— Begin —

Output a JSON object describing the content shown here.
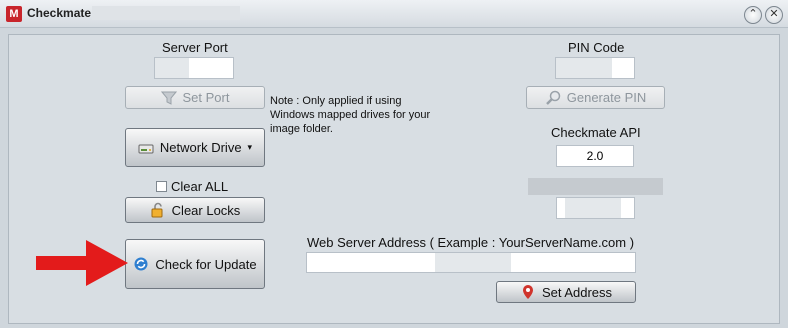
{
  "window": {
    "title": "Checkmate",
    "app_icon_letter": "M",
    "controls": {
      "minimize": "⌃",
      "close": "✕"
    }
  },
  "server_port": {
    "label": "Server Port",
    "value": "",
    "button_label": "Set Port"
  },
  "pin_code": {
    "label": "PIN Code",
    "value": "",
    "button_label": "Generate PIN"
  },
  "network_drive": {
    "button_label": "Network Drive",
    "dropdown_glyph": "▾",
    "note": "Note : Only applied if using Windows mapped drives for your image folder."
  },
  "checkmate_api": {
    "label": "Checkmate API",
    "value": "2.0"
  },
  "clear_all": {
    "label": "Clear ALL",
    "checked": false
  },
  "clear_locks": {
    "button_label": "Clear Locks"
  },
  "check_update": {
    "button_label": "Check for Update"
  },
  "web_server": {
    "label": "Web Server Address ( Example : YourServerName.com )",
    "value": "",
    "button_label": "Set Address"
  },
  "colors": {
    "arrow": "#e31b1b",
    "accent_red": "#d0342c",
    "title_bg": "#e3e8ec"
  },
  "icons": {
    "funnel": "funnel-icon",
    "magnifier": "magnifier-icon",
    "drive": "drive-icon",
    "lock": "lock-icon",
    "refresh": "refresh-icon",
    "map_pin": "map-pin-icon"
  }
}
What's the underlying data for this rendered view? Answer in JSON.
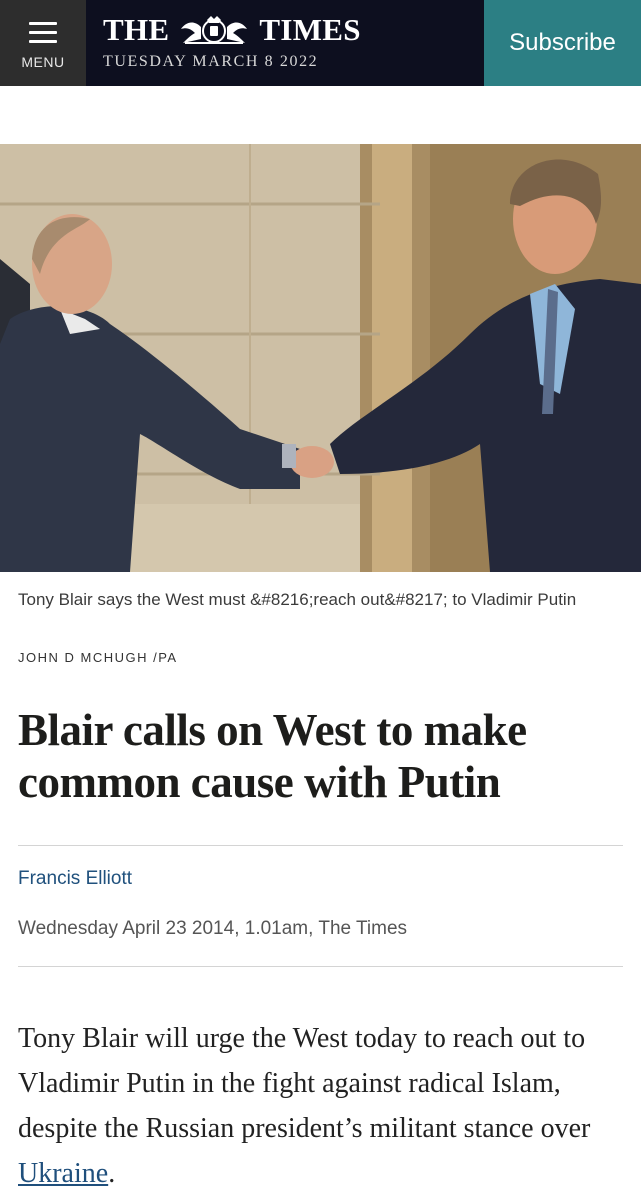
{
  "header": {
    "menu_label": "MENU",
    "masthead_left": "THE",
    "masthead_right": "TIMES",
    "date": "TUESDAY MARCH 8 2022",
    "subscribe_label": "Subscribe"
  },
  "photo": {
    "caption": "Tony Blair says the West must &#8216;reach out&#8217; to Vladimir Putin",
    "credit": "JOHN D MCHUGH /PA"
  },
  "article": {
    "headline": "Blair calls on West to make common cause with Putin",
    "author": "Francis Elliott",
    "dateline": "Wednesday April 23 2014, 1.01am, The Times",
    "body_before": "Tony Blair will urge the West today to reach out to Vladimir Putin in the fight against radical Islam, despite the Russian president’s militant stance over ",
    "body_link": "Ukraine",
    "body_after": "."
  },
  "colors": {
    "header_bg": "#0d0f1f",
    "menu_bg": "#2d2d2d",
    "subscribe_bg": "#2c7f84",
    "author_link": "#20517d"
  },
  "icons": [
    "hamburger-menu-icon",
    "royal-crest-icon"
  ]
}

— End —

Please list every line of the records that contains "Tony".

    "caption": "Tony Blair says the West must &#8216;reach out&#8217; to Vladimir Putin",
    "body_before": "Tony Blair will urge the West today to reach out to Vladimir Putin in the fight against radical Islam, despite the Russian president’s militant stance over ",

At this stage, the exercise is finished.